→ WHAT THIS TASK INVOLVES
Check each line of the records for "text"; collect those that have it.

### GIVEN INFORMATION ###

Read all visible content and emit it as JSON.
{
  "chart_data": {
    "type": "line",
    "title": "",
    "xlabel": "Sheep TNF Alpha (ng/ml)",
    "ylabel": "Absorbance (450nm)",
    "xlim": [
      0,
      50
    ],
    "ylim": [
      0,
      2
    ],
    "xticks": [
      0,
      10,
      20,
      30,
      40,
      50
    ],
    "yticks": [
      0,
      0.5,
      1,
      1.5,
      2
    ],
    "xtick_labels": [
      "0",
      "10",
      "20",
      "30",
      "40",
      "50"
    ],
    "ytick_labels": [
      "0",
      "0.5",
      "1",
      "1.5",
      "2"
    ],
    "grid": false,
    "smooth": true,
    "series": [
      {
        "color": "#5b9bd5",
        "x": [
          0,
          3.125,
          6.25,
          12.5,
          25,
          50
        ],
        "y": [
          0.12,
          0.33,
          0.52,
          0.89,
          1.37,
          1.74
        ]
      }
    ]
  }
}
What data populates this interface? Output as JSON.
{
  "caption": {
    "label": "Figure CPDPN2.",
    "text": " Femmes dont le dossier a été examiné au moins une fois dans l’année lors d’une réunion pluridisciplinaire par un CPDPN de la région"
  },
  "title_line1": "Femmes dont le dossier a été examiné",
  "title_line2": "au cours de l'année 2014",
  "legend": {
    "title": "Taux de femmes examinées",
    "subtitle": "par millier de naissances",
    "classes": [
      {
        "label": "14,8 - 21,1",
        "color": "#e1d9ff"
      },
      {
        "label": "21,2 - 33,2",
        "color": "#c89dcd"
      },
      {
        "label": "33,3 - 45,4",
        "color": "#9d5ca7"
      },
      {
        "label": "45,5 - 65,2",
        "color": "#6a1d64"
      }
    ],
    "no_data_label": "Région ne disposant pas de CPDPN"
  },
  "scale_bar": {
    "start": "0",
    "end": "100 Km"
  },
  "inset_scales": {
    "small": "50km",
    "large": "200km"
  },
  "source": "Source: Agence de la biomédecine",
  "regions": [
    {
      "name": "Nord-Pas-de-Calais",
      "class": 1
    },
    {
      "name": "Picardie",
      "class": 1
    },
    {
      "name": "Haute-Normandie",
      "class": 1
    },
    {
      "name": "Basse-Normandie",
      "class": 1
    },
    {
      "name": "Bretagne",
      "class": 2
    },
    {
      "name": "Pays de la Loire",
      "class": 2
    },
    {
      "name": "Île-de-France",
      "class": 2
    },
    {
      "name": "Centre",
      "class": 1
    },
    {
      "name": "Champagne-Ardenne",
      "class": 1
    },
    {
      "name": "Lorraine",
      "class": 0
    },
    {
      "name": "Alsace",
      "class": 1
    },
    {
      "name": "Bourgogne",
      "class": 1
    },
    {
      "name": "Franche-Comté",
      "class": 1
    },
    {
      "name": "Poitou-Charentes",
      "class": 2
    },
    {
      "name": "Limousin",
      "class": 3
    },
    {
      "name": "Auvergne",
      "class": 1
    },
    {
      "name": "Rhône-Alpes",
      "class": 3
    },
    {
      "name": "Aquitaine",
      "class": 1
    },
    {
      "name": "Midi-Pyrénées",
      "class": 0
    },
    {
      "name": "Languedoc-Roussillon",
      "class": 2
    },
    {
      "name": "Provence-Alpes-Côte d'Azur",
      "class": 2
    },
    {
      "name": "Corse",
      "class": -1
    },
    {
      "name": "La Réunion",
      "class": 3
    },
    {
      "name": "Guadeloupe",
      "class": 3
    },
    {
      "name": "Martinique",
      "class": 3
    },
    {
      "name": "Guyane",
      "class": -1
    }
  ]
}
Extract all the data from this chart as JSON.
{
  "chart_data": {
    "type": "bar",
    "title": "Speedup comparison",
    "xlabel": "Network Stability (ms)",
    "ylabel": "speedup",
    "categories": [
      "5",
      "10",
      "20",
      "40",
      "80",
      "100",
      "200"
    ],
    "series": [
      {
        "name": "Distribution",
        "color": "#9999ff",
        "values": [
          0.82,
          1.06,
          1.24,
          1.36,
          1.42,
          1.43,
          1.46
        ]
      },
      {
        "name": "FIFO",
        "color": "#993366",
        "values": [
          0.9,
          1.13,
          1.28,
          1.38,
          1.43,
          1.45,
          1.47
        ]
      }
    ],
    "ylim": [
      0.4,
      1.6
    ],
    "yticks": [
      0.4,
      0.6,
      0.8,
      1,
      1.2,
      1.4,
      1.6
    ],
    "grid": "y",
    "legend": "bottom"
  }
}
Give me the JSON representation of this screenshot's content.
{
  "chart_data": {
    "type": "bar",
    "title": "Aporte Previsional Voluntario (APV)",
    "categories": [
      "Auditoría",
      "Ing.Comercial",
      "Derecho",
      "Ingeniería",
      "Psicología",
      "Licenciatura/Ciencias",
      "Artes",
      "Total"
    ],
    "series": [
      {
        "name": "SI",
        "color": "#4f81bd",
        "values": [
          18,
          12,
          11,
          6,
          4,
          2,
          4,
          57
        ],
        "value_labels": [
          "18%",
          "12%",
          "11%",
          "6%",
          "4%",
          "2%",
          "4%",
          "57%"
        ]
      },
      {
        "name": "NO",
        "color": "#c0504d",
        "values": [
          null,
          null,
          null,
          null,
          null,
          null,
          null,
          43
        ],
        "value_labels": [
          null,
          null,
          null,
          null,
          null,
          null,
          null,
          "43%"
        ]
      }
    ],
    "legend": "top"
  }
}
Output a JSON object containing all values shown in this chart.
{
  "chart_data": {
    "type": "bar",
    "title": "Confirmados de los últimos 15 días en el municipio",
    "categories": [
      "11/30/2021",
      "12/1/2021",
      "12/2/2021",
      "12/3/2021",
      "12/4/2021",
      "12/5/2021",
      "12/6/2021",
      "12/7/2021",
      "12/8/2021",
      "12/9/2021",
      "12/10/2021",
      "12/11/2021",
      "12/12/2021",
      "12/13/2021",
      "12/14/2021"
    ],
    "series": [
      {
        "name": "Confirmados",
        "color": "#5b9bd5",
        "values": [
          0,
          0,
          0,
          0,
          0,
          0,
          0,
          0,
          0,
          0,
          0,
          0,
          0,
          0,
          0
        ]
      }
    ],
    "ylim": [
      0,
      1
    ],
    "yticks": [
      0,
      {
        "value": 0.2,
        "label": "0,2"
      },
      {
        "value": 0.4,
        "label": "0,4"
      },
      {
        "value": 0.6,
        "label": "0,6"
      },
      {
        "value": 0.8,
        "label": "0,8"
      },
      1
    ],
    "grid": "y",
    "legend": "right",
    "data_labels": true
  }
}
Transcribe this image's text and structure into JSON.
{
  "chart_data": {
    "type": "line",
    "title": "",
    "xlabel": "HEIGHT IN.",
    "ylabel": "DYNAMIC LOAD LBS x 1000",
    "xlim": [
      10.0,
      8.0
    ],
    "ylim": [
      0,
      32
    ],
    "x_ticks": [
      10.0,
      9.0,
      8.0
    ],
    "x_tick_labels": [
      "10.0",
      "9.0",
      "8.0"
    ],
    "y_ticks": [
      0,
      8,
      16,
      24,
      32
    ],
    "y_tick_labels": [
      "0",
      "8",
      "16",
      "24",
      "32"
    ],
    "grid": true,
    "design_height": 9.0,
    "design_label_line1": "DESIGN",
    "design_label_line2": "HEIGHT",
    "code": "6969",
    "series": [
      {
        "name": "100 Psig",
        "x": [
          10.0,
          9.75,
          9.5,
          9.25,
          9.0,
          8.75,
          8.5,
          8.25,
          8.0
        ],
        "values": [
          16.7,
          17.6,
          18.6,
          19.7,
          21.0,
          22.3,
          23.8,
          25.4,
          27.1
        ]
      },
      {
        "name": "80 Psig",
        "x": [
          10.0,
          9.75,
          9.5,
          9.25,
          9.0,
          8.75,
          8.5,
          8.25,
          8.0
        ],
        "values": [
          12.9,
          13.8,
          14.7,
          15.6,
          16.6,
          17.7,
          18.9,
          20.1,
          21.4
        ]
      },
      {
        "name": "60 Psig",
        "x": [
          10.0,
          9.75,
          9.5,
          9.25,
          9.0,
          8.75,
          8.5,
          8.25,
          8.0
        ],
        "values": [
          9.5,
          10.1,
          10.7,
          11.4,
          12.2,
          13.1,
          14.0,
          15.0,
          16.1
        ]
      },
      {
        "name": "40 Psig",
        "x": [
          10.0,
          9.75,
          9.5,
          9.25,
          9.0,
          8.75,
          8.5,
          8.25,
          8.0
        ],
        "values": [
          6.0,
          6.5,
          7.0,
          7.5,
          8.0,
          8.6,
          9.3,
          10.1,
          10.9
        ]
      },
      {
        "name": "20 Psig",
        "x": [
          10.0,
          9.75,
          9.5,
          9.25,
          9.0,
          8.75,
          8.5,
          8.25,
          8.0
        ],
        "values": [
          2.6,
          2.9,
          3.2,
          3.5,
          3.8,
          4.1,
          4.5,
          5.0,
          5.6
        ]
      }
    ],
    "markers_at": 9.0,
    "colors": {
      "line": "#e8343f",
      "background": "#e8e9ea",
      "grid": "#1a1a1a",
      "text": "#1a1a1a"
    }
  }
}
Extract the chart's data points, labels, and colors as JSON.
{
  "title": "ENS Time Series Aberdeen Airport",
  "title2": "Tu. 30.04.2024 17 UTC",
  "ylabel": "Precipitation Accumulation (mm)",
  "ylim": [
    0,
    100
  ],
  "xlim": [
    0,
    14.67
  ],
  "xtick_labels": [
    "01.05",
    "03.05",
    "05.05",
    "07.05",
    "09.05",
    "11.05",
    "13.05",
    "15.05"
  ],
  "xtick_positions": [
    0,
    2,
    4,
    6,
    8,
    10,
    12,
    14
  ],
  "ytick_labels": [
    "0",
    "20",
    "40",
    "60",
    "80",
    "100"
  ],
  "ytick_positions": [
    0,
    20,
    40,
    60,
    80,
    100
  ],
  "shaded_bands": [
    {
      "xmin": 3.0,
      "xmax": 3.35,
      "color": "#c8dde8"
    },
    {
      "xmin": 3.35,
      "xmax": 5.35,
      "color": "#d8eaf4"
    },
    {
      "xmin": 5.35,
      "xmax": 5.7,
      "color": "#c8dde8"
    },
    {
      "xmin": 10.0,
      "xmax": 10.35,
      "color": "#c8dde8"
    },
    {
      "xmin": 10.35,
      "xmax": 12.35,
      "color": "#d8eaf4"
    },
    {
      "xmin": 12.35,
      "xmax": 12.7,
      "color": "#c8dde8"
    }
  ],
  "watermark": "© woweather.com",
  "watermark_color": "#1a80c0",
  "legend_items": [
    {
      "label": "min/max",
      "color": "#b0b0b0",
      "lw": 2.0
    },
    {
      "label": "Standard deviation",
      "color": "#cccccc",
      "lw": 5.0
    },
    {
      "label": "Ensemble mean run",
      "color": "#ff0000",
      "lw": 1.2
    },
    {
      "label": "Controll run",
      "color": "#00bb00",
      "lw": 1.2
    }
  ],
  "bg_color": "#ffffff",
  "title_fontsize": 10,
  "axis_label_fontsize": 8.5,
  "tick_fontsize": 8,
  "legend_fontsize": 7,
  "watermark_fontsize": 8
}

###

→ WRITTEN SOLUTION
    "text": " Femmes dont le dossier a été examiné au moins une fois dans l’année lors d’une réunion pluridisciplinaire par un CPDPN de la région"
Transcribe this image's text and structure into JSON.
      "text": "#1a1a1a"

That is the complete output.